# Exercise prompt:
Using the Dunne Hall text below, decide whether each statement agrees with it. Answer yes or no and quote the deciding words. 1. Dunne Hall opened for the Fall 2016 semester. 2. Dunne Hall was the first dorm built since Pasquerilla East Hall. 3. Dunne Hall uses 51% less energy than similar buildings.

Dunne Hall is one of the newest of the 32 Residence Halls on the campus of the University of Notre Dame and one of the 16 male dorms. It is located on East Quad, between Pasquerilla East Hall and Johnson Family Hall. Built in 2016 together with its twin dorm Flaherty Hall, it was the first dorm built since Ryan Hall in 2009.

History
It was built in 2015-2016, it opened for the Fall 2016 semester. It was constructed with 20 million dollars donated by Jimmy Dunne, a 1978 Notre Dame graduate, senior managing principal of Sandler O’Neill + Partners, an investment banking firm. He is also a member of the university's board of trustees. Susan Dunne earned her bachelor's degree in business administration from Lynchburg College and for twelve years worked as an executive recruiter in New York City. The Dunne family has provided generous support to several Notre Dame fundraising initiatives and scholarship programs over the years.

Due to its environmentally friendly construction and design features, Dunne Hall received a LEED Gold certification in 2018. Its construction sourced more than 33% of building materials from the local area and employed materials with 20% recycled content. All materials were certified low-emitting and waste were minimized through the process. Compared to similar buildings, Dunne Hall uses 28% less energy and 51% less water.

# Dataset rows:
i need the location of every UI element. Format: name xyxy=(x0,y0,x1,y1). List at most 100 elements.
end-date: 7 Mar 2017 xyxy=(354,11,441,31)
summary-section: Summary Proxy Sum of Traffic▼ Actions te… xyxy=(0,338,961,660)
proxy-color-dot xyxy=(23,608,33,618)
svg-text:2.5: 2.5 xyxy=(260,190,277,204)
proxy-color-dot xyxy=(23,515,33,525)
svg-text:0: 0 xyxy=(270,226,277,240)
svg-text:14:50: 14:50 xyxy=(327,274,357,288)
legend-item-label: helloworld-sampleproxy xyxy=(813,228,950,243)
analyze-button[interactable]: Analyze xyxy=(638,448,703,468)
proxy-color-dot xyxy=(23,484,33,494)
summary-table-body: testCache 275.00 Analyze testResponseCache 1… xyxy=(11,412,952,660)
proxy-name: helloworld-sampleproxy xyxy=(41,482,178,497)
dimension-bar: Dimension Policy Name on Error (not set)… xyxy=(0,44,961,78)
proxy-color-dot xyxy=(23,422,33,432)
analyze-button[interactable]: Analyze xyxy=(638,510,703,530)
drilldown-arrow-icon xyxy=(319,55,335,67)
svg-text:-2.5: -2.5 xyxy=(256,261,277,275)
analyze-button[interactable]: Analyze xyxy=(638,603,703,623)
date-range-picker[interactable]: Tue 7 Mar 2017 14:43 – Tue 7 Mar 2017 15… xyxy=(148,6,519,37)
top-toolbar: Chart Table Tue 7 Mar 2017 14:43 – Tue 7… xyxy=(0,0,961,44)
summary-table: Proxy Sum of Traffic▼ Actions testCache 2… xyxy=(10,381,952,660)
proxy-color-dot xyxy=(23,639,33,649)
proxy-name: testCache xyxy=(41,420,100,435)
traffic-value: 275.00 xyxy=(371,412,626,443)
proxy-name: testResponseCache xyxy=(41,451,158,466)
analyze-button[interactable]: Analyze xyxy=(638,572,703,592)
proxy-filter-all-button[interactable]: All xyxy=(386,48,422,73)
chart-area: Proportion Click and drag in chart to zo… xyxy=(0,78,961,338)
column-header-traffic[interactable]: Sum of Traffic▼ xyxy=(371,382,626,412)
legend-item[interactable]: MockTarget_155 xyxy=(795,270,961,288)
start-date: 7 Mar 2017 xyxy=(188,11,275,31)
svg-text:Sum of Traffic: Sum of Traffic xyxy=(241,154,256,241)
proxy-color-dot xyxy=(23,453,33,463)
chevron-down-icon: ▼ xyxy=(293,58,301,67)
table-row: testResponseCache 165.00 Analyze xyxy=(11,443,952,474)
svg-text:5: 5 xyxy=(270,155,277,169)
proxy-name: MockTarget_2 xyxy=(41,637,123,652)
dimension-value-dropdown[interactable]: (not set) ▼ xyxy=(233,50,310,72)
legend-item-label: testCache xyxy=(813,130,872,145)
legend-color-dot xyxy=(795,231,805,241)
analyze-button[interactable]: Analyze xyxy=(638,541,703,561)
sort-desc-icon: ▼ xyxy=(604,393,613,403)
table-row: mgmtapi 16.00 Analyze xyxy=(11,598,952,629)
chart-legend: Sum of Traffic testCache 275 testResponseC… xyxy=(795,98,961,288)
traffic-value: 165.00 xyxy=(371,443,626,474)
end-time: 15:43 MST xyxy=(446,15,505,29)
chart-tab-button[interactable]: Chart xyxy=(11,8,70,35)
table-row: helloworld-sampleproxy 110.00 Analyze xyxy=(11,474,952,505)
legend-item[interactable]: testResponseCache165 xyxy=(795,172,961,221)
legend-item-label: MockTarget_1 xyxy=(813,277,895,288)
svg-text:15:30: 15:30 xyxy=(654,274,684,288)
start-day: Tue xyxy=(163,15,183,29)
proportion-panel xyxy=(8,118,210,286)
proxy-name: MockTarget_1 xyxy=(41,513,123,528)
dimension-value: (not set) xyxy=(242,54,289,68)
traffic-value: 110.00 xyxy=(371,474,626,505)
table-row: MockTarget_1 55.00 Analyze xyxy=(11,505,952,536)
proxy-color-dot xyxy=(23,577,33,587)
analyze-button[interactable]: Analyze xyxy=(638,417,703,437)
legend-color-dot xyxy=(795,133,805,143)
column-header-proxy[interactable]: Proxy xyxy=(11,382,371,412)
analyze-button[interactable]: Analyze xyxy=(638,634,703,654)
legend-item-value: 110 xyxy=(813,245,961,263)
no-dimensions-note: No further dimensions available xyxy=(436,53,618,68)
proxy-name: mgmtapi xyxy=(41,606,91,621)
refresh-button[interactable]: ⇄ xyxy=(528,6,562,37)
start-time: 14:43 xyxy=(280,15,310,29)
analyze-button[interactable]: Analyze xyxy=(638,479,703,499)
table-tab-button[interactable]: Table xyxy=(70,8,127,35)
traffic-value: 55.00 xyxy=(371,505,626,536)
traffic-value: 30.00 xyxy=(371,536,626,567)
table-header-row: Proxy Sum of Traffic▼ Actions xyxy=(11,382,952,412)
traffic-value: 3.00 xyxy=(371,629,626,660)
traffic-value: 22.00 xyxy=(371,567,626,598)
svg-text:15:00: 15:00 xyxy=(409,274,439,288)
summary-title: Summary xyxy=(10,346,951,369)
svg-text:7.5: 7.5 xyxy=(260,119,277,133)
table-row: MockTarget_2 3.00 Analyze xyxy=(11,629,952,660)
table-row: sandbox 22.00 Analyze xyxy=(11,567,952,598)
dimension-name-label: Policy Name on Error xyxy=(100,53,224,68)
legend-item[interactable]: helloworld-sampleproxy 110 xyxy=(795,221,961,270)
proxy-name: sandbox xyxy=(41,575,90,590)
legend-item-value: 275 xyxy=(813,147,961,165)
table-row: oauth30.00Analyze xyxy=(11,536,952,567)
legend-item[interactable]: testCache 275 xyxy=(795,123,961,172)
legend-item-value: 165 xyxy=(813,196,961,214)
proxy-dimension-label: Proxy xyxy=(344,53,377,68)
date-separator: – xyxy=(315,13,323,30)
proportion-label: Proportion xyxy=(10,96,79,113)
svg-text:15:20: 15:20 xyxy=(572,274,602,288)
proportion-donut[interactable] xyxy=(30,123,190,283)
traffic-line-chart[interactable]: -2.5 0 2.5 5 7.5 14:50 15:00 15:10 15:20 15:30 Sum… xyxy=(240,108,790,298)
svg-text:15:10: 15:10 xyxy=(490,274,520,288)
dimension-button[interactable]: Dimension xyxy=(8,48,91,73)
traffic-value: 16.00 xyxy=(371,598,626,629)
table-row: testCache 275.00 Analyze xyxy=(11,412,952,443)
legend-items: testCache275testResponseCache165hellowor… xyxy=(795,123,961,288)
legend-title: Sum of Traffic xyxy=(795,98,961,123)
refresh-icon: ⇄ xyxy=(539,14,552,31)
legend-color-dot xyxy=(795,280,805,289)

# Result of this task:
1. Yes: "it opened for the Fall 2016 semester."
2. No: "it was the first dorm built since Ryan Hall in 2009."
3. No: "Dunne Hall uses 28% less energy and 51% less water."